(Rows from a dataset)
┏━━

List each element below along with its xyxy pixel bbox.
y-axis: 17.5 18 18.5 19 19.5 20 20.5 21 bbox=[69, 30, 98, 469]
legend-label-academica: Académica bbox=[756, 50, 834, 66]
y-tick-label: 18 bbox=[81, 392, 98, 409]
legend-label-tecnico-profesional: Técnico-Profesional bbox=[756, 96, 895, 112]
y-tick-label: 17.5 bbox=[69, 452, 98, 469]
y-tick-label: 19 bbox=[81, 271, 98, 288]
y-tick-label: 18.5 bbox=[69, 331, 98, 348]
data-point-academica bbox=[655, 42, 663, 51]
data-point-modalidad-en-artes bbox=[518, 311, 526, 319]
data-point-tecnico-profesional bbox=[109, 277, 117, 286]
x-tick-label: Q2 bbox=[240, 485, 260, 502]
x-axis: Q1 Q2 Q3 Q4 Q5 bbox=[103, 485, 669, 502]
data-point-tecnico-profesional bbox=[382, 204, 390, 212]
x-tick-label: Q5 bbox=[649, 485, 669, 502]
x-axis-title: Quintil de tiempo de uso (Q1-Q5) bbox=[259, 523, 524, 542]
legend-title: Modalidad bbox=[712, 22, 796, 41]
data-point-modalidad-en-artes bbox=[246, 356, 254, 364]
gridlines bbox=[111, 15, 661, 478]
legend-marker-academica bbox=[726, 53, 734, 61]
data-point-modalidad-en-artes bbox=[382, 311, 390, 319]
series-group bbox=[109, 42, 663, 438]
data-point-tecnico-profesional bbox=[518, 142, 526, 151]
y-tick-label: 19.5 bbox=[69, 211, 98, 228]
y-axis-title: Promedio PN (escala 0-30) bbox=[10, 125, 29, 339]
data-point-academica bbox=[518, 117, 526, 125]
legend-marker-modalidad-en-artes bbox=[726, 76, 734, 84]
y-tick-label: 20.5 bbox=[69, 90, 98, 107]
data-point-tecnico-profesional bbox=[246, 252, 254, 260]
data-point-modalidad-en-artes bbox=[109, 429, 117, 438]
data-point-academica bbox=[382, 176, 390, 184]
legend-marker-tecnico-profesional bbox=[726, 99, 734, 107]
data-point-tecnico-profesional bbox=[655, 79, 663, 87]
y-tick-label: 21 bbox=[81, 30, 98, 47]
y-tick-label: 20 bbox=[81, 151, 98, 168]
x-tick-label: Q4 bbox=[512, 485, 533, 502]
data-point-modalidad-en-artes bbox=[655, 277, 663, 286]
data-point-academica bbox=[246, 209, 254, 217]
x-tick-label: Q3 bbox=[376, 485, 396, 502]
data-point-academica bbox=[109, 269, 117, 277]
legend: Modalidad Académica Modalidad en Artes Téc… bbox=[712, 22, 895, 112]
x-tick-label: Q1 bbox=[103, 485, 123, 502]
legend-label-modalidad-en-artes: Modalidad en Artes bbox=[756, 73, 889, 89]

┗━━

WORK TO COMPLETE – Output every line of the records above as a Markdown table with two columns, Row and Line, numbering the rows in order and leaving out any blank lines.

FULL ANSWER –
| Row | Line |
|---|---|
| 1 | List each element below along with its xyxy pixel bbox. |
| 2 | y-axis: 17.5 18 18.5 19 19.5 20 20.5 21 bbox=[69, 30, 98, 469] |
| 3 | legend-label-academica: Académica bbox=[756, 50, 834, 66] |
| 4 | y-tick-label: 18 bbox=[81, 392, 98, 409] |
| 5 | legend-label-tecnico-profesional: Técnico-Profesional bbox=[756, 96, 895, 112] |
| 6 | y-tick-label: 17.5 bbox=[69, 452, 98, 469] |
| 7 | y-tick-label: 19 bbox=[81, 271, 98, 288] |
| 8 | y-tick-label: 18.5 bbox=[69, 331, 98, 348] |
| 9 | data-point-academica bbox=[655, 42, 663, 51] |
| 10 | data-point-modalidad-en-artes bbox=[518, 311, 526, 319] |
| 11 | data-point-tecnico-profesional bbox=[109, 277, 117, 286] |
| 12 | x-tick-label: Q2 bbox=[240, 485, 260, 502] |
| 13 | x-axis: Q1 Q2 Q3 Q4 Q5 bbox=[103, 485, 669, 502] |
| 14 | data-point-tecnico-profesional bbox=[382, 204, 390, 212] |
| 15 | x-tick-label: Q5 bbox=[649, 485, 669, 502] |
| 16 | x-axis-title: Quintil de tiempo de uso (Q1-Q5) bbox=[259, 523, 524, 542] |
| 17 | legend-title: Modalidad bbox=[712, 22, 796, 41] |
| 18 | data-point-modalidad-en-artes bbox=[246, 356, 254, 364] |
| 19 | gridlines bbox=[111, 15, 661, 478] |
| 20 | legend-marker-academica bbox=[726, 53, 734, 61] |
| 21 | data-point-modalidad-en-artes bbox=[382, 311, 390, 319] |
| 22 | series-group bbox=[109, 42, 663, 438] |
| 23 | data-point-tecnico-profesional bbox=[518, 142, 526, 151] |
| 24 | y-tick-label: 19.5 bbox=[69, 211, 98, 228] |
| 25 | y-axis-title: Promedio PN (escala 0-30) bbox=[10, 125, 29, 339] |
| 26 | data-point-academica bbox=[518, 117, 526, 125] |
| 27 | legend-marker-modalidad-en-artes bbox=[726, 76, 734, 84] |
| 28 | y-tick-label: 20.5 bbox=[69, 90, 98, 107] |
| 29 | data-point-tecnico-profesional bbox=[246, 252, 254, 260] |
| 30 | data-point-modalidad-en-artes bbox=[109, 429, 117, 438] |
| 31 | data-point-academica bbox=[382, 176, 390, 184] |
| 32 | legend-marker-tecnico-profesional bbox=[726, 99, 734, 107] |
| 33 | data-point-tecnico-profesional bbox=[655, 79, 663, 87] |
| 34 | y-tick-label: 21 bbox=[81, 30, 98, 47] |
| 35 | y-tick-label: 20 bbox=[81, 151, 98, 168] |
| 36 | x-tick-label: Q4 bbox=[512, 485, 533, 502] |
| 37 | data-point-modalidad-en-artes bbox=[655, 277, 663, 286] |
| 38 | data-point-academica bbox=[246, 209, 254, 217] |
| 39 | x-tick-label: Q3 bbox=[376, 485, 396, 502] |
| 40 | data-point-academica bbox=[109, 269, 117, 277] |
| 41 | legend: Modalidad Académica Modalidad en Artes Téc… bbox=[712, 22, 895, 112] |
| 42 | x-tick-label: Q1 bbox=[103, 485, 123, 502] |
| 43 | legend-label-modalidad-en-artes: Modalidad en Artes bbox=[756, 73, 889, 89] |